- [Aim of the task]
Please find all lines in the data that hold the string "Tools" and copy them.

-- Begin --

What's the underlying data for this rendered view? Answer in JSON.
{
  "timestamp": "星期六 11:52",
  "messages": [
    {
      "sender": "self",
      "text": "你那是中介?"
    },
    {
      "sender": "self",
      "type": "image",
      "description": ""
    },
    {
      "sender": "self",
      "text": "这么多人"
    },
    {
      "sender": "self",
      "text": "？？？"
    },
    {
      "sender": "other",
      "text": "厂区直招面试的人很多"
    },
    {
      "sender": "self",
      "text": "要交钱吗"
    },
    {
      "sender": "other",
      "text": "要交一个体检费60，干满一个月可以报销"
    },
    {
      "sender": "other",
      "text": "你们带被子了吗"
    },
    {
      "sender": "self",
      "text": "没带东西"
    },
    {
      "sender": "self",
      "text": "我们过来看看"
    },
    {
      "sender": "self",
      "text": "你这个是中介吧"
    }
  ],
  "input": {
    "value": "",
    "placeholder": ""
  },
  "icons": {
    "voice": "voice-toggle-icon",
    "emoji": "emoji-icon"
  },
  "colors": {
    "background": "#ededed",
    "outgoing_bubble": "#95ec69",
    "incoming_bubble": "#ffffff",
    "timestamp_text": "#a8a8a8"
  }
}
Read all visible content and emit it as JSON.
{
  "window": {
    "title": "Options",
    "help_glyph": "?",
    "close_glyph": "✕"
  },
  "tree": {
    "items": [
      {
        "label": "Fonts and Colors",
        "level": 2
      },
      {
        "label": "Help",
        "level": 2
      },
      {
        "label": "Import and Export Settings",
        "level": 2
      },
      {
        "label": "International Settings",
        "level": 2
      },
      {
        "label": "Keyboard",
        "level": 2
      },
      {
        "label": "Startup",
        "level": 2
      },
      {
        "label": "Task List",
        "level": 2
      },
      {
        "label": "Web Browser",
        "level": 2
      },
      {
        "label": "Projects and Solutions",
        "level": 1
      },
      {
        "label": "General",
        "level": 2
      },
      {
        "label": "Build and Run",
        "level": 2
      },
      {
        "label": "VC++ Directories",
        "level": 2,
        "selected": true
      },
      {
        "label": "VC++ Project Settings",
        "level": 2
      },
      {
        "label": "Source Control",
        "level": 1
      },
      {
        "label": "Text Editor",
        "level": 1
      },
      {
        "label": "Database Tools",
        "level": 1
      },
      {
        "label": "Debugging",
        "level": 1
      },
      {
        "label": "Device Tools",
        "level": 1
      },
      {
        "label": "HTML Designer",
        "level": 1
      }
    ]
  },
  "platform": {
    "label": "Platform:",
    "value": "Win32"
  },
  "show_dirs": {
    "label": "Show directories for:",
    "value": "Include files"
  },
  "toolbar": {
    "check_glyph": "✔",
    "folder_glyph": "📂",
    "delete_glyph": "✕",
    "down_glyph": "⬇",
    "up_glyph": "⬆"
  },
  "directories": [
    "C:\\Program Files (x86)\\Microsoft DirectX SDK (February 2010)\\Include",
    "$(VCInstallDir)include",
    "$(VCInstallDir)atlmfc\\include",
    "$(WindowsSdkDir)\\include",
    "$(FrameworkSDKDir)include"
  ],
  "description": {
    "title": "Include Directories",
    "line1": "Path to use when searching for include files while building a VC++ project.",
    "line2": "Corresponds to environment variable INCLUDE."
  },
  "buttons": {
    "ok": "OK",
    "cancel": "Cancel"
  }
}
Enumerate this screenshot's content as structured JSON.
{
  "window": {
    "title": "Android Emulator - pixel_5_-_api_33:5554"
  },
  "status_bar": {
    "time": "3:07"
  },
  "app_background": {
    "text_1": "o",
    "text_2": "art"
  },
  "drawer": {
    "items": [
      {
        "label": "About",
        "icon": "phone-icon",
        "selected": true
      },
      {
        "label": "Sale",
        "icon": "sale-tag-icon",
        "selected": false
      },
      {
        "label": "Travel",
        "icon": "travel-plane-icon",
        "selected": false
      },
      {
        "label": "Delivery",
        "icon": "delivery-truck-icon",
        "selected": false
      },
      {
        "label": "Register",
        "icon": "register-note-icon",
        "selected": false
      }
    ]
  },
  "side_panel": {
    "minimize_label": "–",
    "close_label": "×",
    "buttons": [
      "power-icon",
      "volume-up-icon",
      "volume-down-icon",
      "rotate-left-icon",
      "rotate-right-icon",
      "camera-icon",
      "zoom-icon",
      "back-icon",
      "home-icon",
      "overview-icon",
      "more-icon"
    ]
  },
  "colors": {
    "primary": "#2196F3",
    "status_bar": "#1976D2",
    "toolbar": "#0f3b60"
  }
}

-- End --

- [Result]
        "label": "Database Tools",
        "label": "Device Tools",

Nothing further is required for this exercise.